DIRECTIVE → Type out every line below exactly as it reads.

SUPPLIED DATA →
— START —

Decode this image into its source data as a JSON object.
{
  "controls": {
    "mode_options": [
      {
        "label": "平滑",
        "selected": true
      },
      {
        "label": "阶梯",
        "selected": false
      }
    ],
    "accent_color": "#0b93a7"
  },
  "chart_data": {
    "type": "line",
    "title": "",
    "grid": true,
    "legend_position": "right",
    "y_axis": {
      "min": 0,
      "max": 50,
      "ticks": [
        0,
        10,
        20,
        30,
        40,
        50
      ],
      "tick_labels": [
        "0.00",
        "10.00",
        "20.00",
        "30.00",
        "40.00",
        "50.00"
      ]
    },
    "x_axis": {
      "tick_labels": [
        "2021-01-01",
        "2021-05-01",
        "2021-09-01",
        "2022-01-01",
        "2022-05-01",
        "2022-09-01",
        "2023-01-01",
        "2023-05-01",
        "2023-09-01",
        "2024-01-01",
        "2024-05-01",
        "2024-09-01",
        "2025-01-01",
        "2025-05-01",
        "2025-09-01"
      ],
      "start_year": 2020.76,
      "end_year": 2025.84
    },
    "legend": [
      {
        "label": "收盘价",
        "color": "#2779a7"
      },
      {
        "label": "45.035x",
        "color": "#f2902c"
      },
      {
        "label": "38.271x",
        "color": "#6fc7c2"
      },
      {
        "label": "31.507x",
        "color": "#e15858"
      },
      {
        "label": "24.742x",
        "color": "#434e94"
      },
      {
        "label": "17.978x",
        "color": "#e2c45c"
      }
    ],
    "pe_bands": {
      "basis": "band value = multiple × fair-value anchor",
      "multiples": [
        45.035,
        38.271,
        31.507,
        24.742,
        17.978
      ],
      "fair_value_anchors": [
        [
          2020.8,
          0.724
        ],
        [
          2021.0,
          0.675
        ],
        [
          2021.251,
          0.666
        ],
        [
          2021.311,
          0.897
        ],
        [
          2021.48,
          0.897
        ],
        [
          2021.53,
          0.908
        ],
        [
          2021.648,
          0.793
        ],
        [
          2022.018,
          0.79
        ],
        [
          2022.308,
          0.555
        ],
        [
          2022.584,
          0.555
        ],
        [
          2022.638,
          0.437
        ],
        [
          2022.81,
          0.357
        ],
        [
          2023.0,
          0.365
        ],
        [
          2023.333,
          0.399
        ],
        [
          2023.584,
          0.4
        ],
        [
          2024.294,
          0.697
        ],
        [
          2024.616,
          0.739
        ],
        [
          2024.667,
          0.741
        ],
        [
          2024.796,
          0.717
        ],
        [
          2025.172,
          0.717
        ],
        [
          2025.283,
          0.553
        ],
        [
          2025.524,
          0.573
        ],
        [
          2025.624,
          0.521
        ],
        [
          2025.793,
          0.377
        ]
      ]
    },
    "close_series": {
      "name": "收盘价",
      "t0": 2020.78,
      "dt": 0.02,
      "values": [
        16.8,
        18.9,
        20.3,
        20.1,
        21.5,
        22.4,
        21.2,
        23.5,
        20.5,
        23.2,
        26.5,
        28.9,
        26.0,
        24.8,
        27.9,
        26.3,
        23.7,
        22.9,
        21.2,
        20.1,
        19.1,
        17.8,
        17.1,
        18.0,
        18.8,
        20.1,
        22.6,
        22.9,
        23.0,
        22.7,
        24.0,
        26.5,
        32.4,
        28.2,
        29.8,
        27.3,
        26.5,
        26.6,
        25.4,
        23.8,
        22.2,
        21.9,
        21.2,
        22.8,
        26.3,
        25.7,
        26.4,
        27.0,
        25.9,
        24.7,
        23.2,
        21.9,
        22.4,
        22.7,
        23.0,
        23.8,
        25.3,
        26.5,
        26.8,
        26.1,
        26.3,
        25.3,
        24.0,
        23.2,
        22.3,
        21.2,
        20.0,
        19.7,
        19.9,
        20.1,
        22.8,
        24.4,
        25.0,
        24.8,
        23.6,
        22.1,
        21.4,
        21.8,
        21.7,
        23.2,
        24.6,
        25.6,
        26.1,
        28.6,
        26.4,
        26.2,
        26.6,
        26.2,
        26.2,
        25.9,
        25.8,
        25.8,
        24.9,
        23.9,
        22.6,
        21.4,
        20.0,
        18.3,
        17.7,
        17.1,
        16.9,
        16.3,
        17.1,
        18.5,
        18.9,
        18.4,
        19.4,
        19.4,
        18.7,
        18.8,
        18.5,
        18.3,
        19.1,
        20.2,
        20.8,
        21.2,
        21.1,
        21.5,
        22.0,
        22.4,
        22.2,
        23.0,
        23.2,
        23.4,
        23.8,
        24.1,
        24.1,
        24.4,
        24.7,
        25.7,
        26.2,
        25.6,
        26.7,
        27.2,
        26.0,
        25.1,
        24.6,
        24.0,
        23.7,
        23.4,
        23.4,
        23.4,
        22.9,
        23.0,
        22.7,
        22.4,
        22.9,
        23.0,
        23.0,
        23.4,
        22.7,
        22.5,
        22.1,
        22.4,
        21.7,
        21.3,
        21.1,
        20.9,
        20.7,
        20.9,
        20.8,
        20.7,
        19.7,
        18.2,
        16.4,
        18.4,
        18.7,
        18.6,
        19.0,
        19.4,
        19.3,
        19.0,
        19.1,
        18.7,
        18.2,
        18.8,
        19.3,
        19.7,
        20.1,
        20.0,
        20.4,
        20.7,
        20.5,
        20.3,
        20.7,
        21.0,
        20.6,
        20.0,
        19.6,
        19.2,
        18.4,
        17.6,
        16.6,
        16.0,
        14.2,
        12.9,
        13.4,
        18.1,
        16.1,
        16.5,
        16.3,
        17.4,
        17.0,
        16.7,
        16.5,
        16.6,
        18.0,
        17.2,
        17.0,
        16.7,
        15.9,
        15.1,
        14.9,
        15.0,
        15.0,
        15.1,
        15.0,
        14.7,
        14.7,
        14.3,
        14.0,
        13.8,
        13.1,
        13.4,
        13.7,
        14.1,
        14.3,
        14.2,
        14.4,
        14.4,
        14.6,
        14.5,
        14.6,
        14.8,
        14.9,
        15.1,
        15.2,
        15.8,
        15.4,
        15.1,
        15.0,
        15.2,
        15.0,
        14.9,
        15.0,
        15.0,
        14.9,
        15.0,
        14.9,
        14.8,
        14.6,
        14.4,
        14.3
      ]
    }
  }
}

— END —

EXERCISE SOLUTION →
Decode this image into its source data as a JSON object.
{
  "controls": {
    "mode_options": [
      {
        "label": "平滑",
        "selected": true
      },
      {
        "label": "阶梯",
        "selected": false
      }
    ],
    "accent_color": "#0b93a7"
  },
  "chart_data": {
    "type": "line",
    "title": "",
    "grid": true,
    "legend_position": "right",
    "y_axis": {
      "min": 0,
      "max": 50,
      "ticks": [
        0,
        10,
        20,
        30,
        40,
        50
      ],
      "tick_labels": [
        "0.00",
        "10.00",
        "20.00",
        "30.00",
        "40.00",
        "50.00"
      ]
    },
    "x_axis": {
      "tick_labels": [
        "2021-01-01",
        "2021-05-01",
        "2021-09-01",
        "2022-01-01",
        "2022-05-01",
        "2022-09-01",
        "2023-01-01",
        "2023-05-01",
        "2023-09-01",
        "2024-01-01",
        "2024-05-01",
        "2024-09-01",
        "2025-01-01",
        "2025-05-01",
        "2025-09-01"
      ],
      "start_year": 2020.76,
      "end_year": 2025.84
    },
    "legend": [
      {
        "label": "收盘价",
        "color": "#2779a7"
      },
      {
        "label": "45.035x",
        "color": "#f2902c"
      },
      {
        "label": "38.271x",
        "color": "#6fc7c2"
      },
      {
        "label": "31.507x",
        "color": "#e15858"
      },
      {
        "label": "24.742x",
        "color": "#434e94"
      },
      {
        "label": "17.978x",
        "color": "#e2c45c"
      }
    ],
    "pe_bands": {
      "basis": "band value = multiple × fair-value anchor",
      "multiples": [
        45.035,
        38.271,
        31.507,
        24.742,
        17.978
      ],
      "fair_value_anchors": [
        [
          2020.8,
          0.724
        ],
        [
          2021.0,
          0.675
        ],
        [
          2021.251,
          0.666
        ],
        [
          2021.311,
          0.897
        ],
        [
          2021.48,
          0.897
        ],
        [
          2021.53,
          0.908
        ],
        [
          2021.648,
          0.793
        ],
        [
          2022.018,
          0.79
        ],
        [
          2022.308,
          0.555
        ],
        [
          2022.584,
          0.555
        ],
        [
          2022.638,
          0.437
        ],
        [
          2022.81,
          0.357
        ],
        [
          2023.0,
          0.365
        ],
        [
          2023.333,
          0.399
        ],
        [
          2023.584,
          0.4
        ],
        [
          2024.294,
          0.697
        ],
        [
          2024.616,
          0.739
        ],
        [
          2024.667,
          0.741
        ],
        [
          2024.796,
          0.717
        ],
        [
          2025.172,
          0.717
        ],
        [
          2025.283,
          0.553
        ],
        [
          2025.524,
          0.573
        ],
        [
          2025.624,
          0.521
        ],
        [
          2025.793,
          0.377
        ]
      ]
    },
    "close_series": {
      "name": "收盘价",
      "t0": 2020.78,
      "dt": 0.02,
      "values": [
        16.8,
        18.9,
        20.3,
        20.1,
        21.5,
        22.4,
        21.2,
        23.5,
        20.5,
        23.2,
        26.5,
        28.9,
        26.0,
        24.8,
        27.9,
        26.3,
        23.7,
        22.9,
        21.2,
        20.1,
        19.1,
        17.8,
        17.1,
        18.0,
        18.8,
        20.1,
        22.6,
        22.9,
        23.0,
        22.7,
        24.0,
        26.5,
        32.4,
        28.2,
        29.8,
        27.3,
        26.5,
        26.6,
        25.4,
        23.8,
        22.2,
        21.9,
        21.2,
        22.8,
        26.3,
        25.7,
        26.4,
        27.0,
        25.9,
        24.7,
        23.2,
        21.9,
        22.4,
        22.7,
        23.0,
        23.8,
        25.3,
        26.5,
        26.8,
        26.1,
        26.3,
        25.3,
        24.0,
        23.2,
        22.3,
        21.2,
        20.0,
        19.7,
        19.9,
        20.1,
        22.8,
        24.4,
        25.0,
        24.8,
        23.6,
        22.1,
        21.4,
        21.8,
        21.7,
        23.2,
        24.6,
        25.6,
        26.1,
        28.6,
        26.4,
        26.2,
        26.6,
        26.2,
        26.2,
        25.9,
        25.8,
        25.8,
        24.9,
        23.9,
        22.6,
        21.4,
        20.0,
        18.3,
        17.7,
        17.1,
        16.9,
        16.3,
        17.1,
        18.5,
        18.9,
        18.4,
        19.4,
        19.4,
        18.7,
        18.8,
        18.5,
        18.3,
        19.1,
        20.2,
        20.8,
        21.2,
        21.1,
        21.5,
        22.0,
        22.4,
        22.2,
        23.0,
        23.2,
        23.4,
        23.8,
        24.1,
        24.1,
        24.4,
        24.7,
        25.7,
        26.2,
        25.6,
        26.7,
        27.2,
        26.0,
        25.1,
        24.6,
        24.0,
        23.7,
        23.4,
        23.4,
        23.4,
        22.9,
        23.0,
        22.7,
        22.4,
        22.9,
        23.0,
        23.0,
        23.4,
        22.7,
        22.5,
        22.1,
        22.4,
        21.7,
        21.3,
        21.1,
        20.9,
        20.7,
        20.9,
        20.8,
        20.7,
        19.7,
        18.2,
        16.4,
        18.4,
        18.7,
        18.6,
        19.0,
        19.4,
        19.3,
        19.0,
        19.1,
        18.7,
        18.2,
        18.8,
        19.3,
        19.7,
        20.1,
        20.0,
        20.4,
        20.7,
        20.5,
        20.3,
        20.7,
        21.0,
        20.6,
        20.0,
        19.6,
        19.2,
        18.4,
        17.6,
        16.6,
        16.0,
        14.2,
        12.9,
        13.4,
        18.1,
        16.1,
        16.5,
        16.3,
        17.4,
        17.0,
        16.7,
        16.5,
        16.6,
        18.0,
        17.2,
        17.0,
        16.7,
        15.9,
        15.1,
        14.9,
        15.0,
        15.0,
        15.1,
        15.0,
        14.7,
        14.7,
        14.3,
        14.0,
        13.8,
        13.1,
        13.4,
        13.7,
        14.1,
        14.3,
        14.2,
        14.4,
        14.4,
        14.6,
        14.5,
        14.6,
        14.8,
        14.9,
        15.1,
        15.2,
        15.8,
        15.4,
        15.1,
        15.0,
        15.2,
        15.0,
        14.9,
        15.0,
        15.0,
        14.9,
        15.0,
        14.9,
        14.8,
        14.6,
        14.4,
        14.3
      ]
    }
  }
}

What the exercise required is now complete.